#### PAGE TEXT
========
The Group documents at the inception of the transaction the relationship between hedging instruments and hedged items as well as 
its risk management objective and strategy for undertaking various hedge transactions.  The Group also documents its assessment, 
both at hedge inception and on an ongoing basis, of whether the derivatives that are used in hedging transactions have been and 
will continue to be highly effective in offsetting changes in cash flows of hedged items. 

Cash flow hedge 

(i) 
The effective portion of changes in the fair value of derivatives that are designated and qualify as cash flow hedges is recognised in 
equity in the hedging reserve.  The gain or loss relating to the ineffective portion is recognised immediately in the income statement. 

Amounts accumulated in equity are recycled in the income statement in the income periods when the hedged item will affect profit 
or loss (for instance when the forecast payment that is hedged takes place). However, when the forecast transaction that is hedged 
results in the recognition of a non-financial asset (for example, inventory) or a non-financial liability, the gains and losses previously 
deferred in equity are transferred from equity and included in the measurement of the initial cost  or carrying amount of the asset or 
liability.
========
#### SUPPLIED INFORMATION

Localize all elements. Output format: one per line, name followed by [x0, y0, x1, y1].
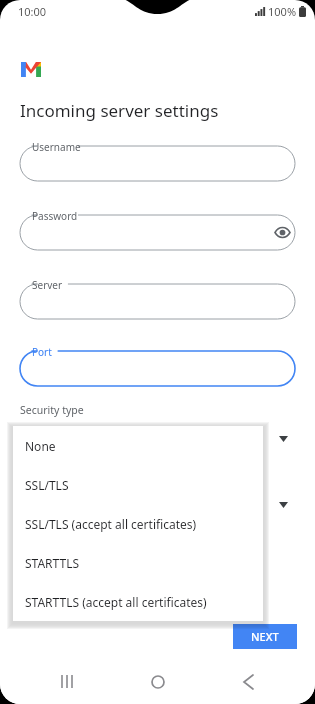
button[interactable]: Back [224, 659, 272, 704]
staticText: 100% [268, 4, 297, 19]
staticText: Server [32, 278, 63, 292]
button[interactable]: STARTTLS [13, 543, 263, 582]
button[interactable]: Username [20, 137, 295, 181]
staticText: Port [32, 345, 52, 359]
button[interactable]: Recents [43, 659, 91, 704]
button[interactable]: Show password [269, 219, 295, 245]
staticText: SSL/TLS (accept all certificates) [25, 516, 197, 532]
staticText: Security type [20, 403, 84, 417]
staticText: 10:00 [18, 4, 47, 19]
button[interactable]: SSL/TLS (accept all certificates) [13, 504, 263, 543]
staticText: STARTTLS (accept all certificates) [25, 594, 207, 610]
button[interactable]: Server [20, 275, 295, 319]
button[interactable]: STARTTLS (accept all certificates) [13, 582, 263, 621]
button[interactable]: Home [134, 659, 182, 704]
button[interactable]: Port [20, 342, 295, 386]
button[interactable]: Password [20, 206, 295, 250]
button[interactable]: NEXT [233, 624, 297, 649]
staticText: Username [32, 140, 81, 154]
staticText: SSL/TLS [25, 477, 69, 493]
staticText: STARTTLS [25, 555, 80, 571]
staticText: Incoming server settings [20, 99, 219, 122]
button[interactable]: None [13, 426, 263, 465]
staticText: None [25, 438, 56, 454]
staticText: Password [32, 209, 78, 223]
button[interactable]: SSL/TLS [13, 465, 263, 504]
staticText: NEXT [251, 629, 279, 644]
========
#### COMPLETE THE FOLLOWING
a - List everything the hedge accounting passage says the Group documents.
b - Write out the hedge accounting passage word for word from "The Group documents" to "the income statement.".

#### RESPONSES TO THE EXERCISE
a -
- The relationship between hedging instruments and hedged items, documented at the inception of the transaction
- Its risk management objective for undertaking various hedge transactions
- Its strategy for undertaking various hedge transactions
- Its assessment, both at hedge inception and on an ongoing basis, of whether the derivatives used in hedging transactions have been and will continue to be highly effective in offsetting changes in cash flows of hedged items

b -
The Group documents at the inception of the transaction the relationship between hedging instruments and hedged items as well as 
its risk management objective and strategy for undertaking various hedge transactions.  The Group also documents its assessment, 
both at hedge inception and on an ongoing basis, of whether the derivatives that are used in hedging transactions have been and 
will continue to be highly effective in offsetting changes in cash flows of hedged items. 

Cash flow hedge 

(i) 
The effective portion of changes in the fair value of derivatives that are designated and qualify as cash flow hedges is recognised in 
equity in the hedging reserve.  The gain or loss relating to the ineffective portion is recognised immediately in the income statement.